Exercise aim — Check each line of the entries below for the string "Time"; copy every line where it appears.

Input data —
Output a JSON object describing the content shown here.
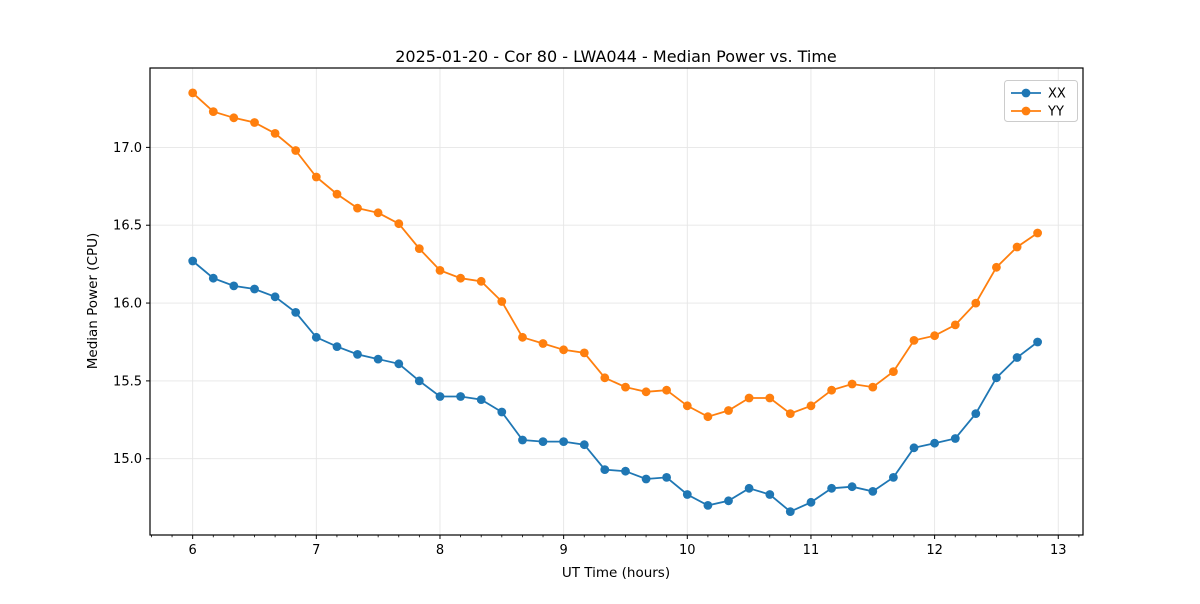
{
  "chart_data": {
    "type": "line",
    "title": "2025-01-20 - Cor 80 - LWA044 - Median Power vs. Time",
    "xlabel": "UT Time (hours)",
    "ylabel": "Median Power (CPU)",
    "xlim": [
      5.655,
      13.2
    ],
    "ylim": [
      14.51,
      17.51
    ],
    "x_major_ticks": [
      6,
      7,
      8,
      9,
      10,
      11,
      12,
      13
    ],
    "x_minor_tick_step": 0.16667,
    "y_major_ticks": [
      15.0,
      15.5,
      16.0,
      16.5,
      17.0
    ],
    "grid": true,
    "legend_position": "upper right",
    "background": "#ffffff",
    "grid_color": "#e6e6e6",
    "x": [
      6.0,
      6.167,
      6.333,
      6.5,
      6.667,
      6.833,
      7.0,
      7.167,
      7.333,
      7.5,
      7.667,
      7.833,
      8.0,
      8.167,
      8.333,
      8.5,
      8.667,
      8.833,
      9.0,
      9.167,
      9.333,
      9.5,
      9.667,
      9.833,
      10.0,
      10.167,
      10.333,
      10.5,
      10.667,
      10.833,
      11.0,
      11.167,
      11.333,
      11.5,
      11.667,
      11.833,
      12.0,
      12.167,
      12.333,
      12.5,
      12.667,
      12.833
    ],
    "series": [
      {
        "name": "XX",
        "color": "#1f77b4",
        "values": [
          16.27,
          16.16,
          16.11,
          16.09,
          16.04,
          15.94,
          15.78,
          15.72,
          15.67,
          15.64,
          15.61,
          15.5,
          15.4,
          15.4,
          15.38,
          15.3,
          15.12,
          15.11,
          15.11,
          15.09,
          14.93,
          14.92,
          14.87,
          14.88,
          14.77,
          14.7,
          14.73,
          14.81,
          14.77,
          14.66,
          14.72,
          14.81,
          14.82,
          14.79,
          14.88,
          15.07,
          15.1,
          15.13,
          15.29,
          15.52,
          15.65,
          15.75
        ]
      },
      {
        "name": "YY",
        "color": "#ff7f0e",
        "values": [
          17.35,
          17.23,
          17.19,
          17.16,
          17.09,
          16.98,
          16.81,
          16.7,
          16.61,
          16.58,
          16.51,
          16.35,
          16.21,
          16.16,
          16.14,
          16.01,
          15.78,
          15.74,
          15.7,
          15.68,
          15.52,
          15.46,
          15.43,
          15.44,
          15.34,
          15.27,
          15.31,
          15.39,
          15.39,
          15.29,
          15.34,
          15.44,
          15.48,
          15.46,
          15.56,
          15.76,
          15.79,
          15.86,
          16.0,
          16.23,
          16.36,
          16.45
        ]
      }
    ]
  }
}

Finished answer —
    "title": "2025-01-20 - Cor 80 - LWA044 - Median Power vs. Time",
    "xlabel": "UT Time (hours)",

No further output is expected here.